_What is required_
Copy every line of the data that includes the string "value".

----- Extracted entries -----

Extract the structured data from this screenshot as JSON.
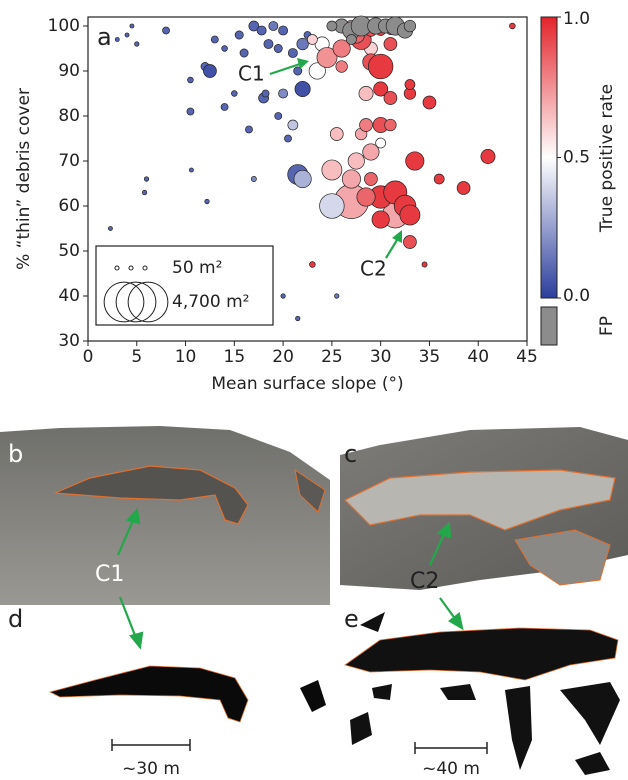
{
  "chart_data": {
    "type": "scatter",
    "panel_label": "a",
    "xlabel": "Mean surface slope (°)",
    "ylabel": "% “thin” debris cover",
    "xlim": [
      0,
      45
    ],
    "ylim": [
      30,
      102
    ],
    "xticks": [
      0,
      5,
      10,
      15,
      20,
      25,
      30,
      35,
      40,
      45
    ],
    "yticks": [
      30,
      40,
      50,
      60,
      70,
      80,
      90,
      100
    ],
    "points": {
      "x": [
        2.3,
        3,
        4,
        4.5,
        5,
        6,
        5.8,
        8,
        10.5,
        10.5,
        10.6,
        12,
        12.5,
        12.2,
        13,
        14,
        14,
        15,
        15.5,
        16,
        16.5,
        17,
        17.8,
        18,
        18.5,
        18.2,
        19,
        19.5,
        19.5,
        20,
        20.5,
        20,
        21,
        21,
        21.5,
        22,
        22,
        21.5,
        22,
        22.5,
        20,
        21.5,
        17,
        25.5,
        27,
        25,
        25,
        27,
        27.5,
        29,
        30,
        31.5,
        24,
        23.5,
        24.5,
        23,
        26,
        27,
        26,
        25.5,
        28.5,
        29,
        28,
        28,
        27.5,
        29,
        30,
        31,
        29,
        30,
        31,
        30,
        31,
        30,
        28.5,
        31,
        33,
        33,
        35,
        33.5,
        30,
        31.5,
        32.5,
        33,
        30,
        33,
        36,
        38.5,
        41,
        43.5,
        34.5,
        23,
        28.5,
        29
      ],
      "y": [
        55,
        97,
        98,
        100,
        96,
        66,
        63,
        99,
        88,
        81,
        68,
        91,
        90,
        61,
        97,
        95,
        82,
        85,
        98,
        94,
        77,
        100,
        99,
        84,
        96,
        85,
        100,
        95,
        80,
        99,
        75,
        85,
        94,
        78,
        90,
        96,
        86,
        67,
        66,
        98,
        40,
        35,
        66,
        40,
        61,
        60,
        68,
        66,
        70,
        72,
        74,
        58,
        96,
        90,
        93,
        97,
        95,
        100,
        91,
        76,
        85,
        95,
        76,
        97,
        98,
        99,
        99,
        99,
        92,
        91,
        96,
        86,
        84,
        78,
        78,
        78,
        85,
        87,
        83,
        70,
        62,
        63,
        60,
        58,
        57,
        52,
        66,
        64,
        71,
        100,
        47,
        47,
        62,
        66
      ],
      "size": [
        50,
        50,
        50,
        50,
        60,
        60,
        60,
        150,
        100,
        150,
        50,
        200,
        500,
        60,
        150,
        100,
        150,
        100,
        200,
        200,
        150,
        300,
        250,
        300,
        250,
        150,
        250,
        200,
        150,
        250,
        150,
        250,
        250,
        300,
        200,
        400,
        700,
        1200,
        900,
        150,
        60,
        60,
        80,
        60,
        3500,
        1800,
        1200,
        1000,
        800,
        800,
        300,
        2000,
        600,
        800,
        1200,
        300,
        900,
        400,
        400,
        500,
        600,
        500,
        400,
        1200,
        800,
        400,
        300,
        200,
        800,
        1800,
        500,
        600,
        500,
        700,
        500,
        400,
        400,
        300,
        500,
        1000,
        1500,
        1600,
        1400,
        1200,
        900,
        500,
        300,
        500,
        600,
        100,
        80,
        100,
        1000,
        500
      ],
      "rate": [
        0.1,
        0.1,
        0.1,
        0.1,
        0.1,
        0.1,
        0.1,
        0.1,
        0.1,
        0.1,
        0.1,
        0.1,
        0.05,
        0.1,
        0.1,
        0.1,
        0.1,
        0.1,
        0.1,
        0.1,
        0.1,
        0.1,
        0.1,
        0.1,
        0.1,
        0.1,
        0.15,
        0.1,
        0.1,
        0.1,
        0.1,
        0.2,
        0.1,
        0.35,
        0.1,
        0.15,
        0.05,
        0.1,
        0.3,
        0.1,
        0.1,
        0.1,
        0.2,
        0.15,
        0.7,
        0.4,
        0.65,
        0.7,
        0.65,
        0.7,
        0.5,
        0.7,
        0.5,
        0.5,
        0.75,
        0.6,
        0.8,
        0.7,
        0.8,
        0.65,
        0.65,
        0.6,
        0.7,
        0.9,
        0.85,
        0.9,
        0.95,
        0.9,
        0.9,
        0.95,
        0.9,
        0.95,
        0.9,
        0.9,
        0.8,
        0.85,
        0.95,
        0.95,
        0.95,
        0.95,
        0.95,
        0.95,
        0.95,
        0.95,
        0.95,
        0.9,
        0.95,
        0.95,
        0.95,
        0.95,
        0.95,
        0.95,
        0.85,
        0.85
      ]
    },
    "fp": {
      "label": "FP",
      "color": "#8c8c8c",
      "x": [
        26,
        27,
        28,
        29.5,
        30.5,
        31.5,
        32.5,
        33,
        27,
        25
      ],
      "y": [
        100,
        99,
        100,
        100,
        100,
        100,
        99,
        100,
        97,
        100
      ],
      "size": [
        600,
        900,
        1200,
        800,
        600,
        1000,
        700,
        400,
        300,
        300
      ]
    },
    "colorbar": {
      "label": "True positive rate",
      "colors": [
        "#2c3e9c",
        "#ffffff",
        "#e3242b"
      ],
      "ticks": [
        {
          "value": 0,
          "label": "0.0"
        },
        {
          "value": 0.5,
          "label": "0.5"
        },
        {
          "value": 1,
          "label": "1.0"
        }
      ]
    },
    "size_legend": [
      {
        "value": 50,
        "label": "50 m²"
      },
      {
        "value": 4700,
        "label": "4,700 m²"
      }
    ],
    "annotations": [
      "C1",
      "C2"
    ]
  },
  "panels": {
    "b": "b",
    "c": "c",
    "d": "d",
    "e": "e",
    "c1": "C1",
    "c2": "C2",
    "scale_d": "~30 m",
    "scale_e": "~40 m"
  }
}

-----

_Response to the exercise_
          "value": 0,
          "value": 0.5,
          "value": 1,
        "value": 50,
        "value": 4700,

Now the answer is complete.